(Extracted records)
#####

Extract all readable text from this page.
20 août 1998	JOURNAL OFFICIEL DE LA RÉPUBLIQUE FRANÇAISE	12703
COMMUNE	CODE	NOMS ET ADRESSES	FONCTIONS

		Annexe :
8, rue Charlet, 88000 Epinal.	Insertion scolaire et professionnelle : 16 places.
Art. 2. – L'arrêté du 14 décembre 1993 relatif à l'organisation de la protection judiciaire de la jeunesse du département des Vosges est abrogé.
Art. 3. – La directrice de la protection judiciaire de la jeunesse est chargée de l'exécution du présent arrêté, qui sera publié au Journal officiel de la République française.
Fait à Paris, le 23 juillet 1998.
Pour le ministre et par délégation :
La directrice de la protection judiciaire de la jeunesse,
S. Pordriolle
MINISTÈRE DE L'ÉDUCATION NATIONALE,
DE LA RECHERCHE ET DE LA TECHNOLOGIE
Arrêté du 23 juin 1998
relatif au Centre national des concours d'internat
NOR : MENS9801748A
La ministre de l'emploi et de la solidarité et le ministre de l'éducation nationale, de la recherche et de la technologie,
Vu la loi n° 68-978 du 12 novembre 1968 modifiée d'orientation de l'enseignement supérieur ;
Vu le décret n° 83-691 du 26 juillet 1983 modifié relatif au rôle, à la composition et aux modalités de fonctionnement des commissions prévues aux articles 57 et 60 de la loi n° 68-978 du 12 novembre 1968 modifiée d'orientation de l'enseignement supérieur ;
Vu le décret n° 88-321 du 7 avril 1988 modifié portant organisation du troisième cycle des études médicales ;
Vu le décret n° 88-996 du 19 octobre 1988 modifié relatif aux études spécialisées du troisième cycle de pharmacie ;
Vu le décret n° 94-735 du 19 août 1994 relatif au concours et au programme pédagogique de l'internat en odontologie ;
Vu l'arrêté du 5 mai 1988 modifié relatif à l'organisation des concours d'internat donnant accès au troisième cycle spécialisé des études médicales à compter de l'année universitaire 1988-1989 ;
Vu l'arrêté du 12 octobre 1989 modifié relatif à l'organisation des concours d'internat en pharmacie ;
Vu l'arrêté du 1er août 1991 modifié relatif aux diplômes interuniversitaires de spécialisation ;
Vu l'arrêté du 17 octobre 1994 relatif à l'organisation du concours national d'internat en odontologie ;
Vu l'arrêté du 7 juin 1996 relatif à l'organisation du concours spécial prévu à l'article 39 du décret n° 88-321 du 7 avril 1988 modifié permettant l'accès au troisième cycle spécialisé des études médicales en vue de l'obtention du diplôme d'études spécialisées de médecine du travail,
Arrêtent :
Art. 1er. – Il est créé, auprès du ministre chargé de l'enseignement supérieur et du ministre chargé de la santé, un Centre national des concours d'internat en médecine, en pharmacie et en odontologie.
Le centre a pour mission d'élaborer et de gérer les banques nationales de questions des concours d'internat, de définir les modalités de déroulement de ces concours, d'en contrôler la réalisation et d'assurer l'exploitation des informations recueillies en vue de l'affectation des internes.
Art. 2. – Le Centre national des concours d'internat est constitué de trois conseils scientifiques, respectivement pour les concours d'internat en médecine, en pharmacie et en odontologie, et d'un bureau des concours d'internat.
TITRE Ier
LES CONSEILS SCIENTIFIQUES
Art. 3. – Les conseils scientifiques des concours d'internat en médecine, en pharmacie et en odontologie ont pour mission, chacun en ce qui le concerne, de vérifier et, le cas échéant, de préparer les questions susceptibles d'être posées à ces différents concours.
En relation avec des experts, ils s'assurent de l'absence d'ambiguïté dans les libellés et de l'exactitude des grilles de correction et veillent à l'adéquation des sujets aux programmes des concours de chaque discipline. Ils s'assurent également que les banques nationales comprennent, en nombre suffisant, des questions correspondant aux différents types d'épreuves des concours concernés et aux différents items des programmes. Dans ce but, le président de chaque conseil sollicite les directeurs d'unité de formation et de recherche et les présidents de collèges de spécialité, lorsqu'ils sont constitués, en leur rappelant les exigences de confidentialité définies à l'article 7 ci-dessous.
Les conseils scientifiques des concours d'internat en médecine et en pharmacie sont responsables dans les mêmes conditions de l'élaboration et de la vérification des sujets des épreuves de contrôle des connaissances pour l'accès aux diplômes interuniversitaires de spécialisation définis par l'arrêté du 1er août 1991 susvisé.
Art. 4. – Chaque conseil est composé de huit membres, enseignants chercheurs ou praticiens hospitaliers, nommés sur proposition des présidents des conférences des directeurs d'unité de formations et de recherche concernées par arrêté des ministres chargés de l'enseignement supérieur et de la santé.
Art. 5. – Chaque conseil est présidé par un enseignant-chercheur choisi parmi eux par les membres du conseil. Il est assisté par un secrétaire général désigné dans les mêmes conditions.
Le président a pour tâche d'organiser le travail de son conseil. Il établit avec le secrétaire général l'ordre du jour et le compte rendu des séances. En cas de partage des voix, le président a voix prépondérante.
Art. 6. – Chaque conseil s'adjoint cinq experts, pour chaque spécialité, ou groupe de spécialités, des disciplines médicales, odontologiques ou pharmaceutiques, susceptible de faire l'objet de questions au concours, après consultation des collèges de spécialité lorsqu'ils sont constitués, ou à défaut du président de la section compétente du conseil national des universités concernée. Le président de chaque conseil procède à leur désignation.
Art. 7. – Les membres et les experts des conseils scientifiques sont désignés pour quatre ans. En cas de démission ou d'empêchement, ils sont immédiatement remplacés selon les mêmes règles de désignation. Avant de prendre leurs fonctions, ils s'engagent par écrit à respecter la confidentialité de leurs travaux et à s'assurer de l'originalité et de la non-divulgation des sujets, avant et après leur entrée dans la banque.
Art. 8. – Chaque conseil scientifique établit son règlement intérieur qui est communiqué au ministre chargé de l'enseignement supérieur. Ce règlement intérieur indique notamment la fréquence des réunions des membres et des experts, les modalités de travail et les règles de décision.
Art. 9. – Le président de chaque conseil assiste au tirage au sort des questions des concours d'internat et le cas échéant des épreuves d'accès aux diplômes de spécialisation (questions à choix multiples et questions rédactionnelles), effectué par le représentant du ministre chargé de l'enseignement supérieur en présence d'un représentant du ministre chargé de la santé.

#####

State how many lines of the listing above include the word "août". Give nothing but the number.

TASK RESULT. 4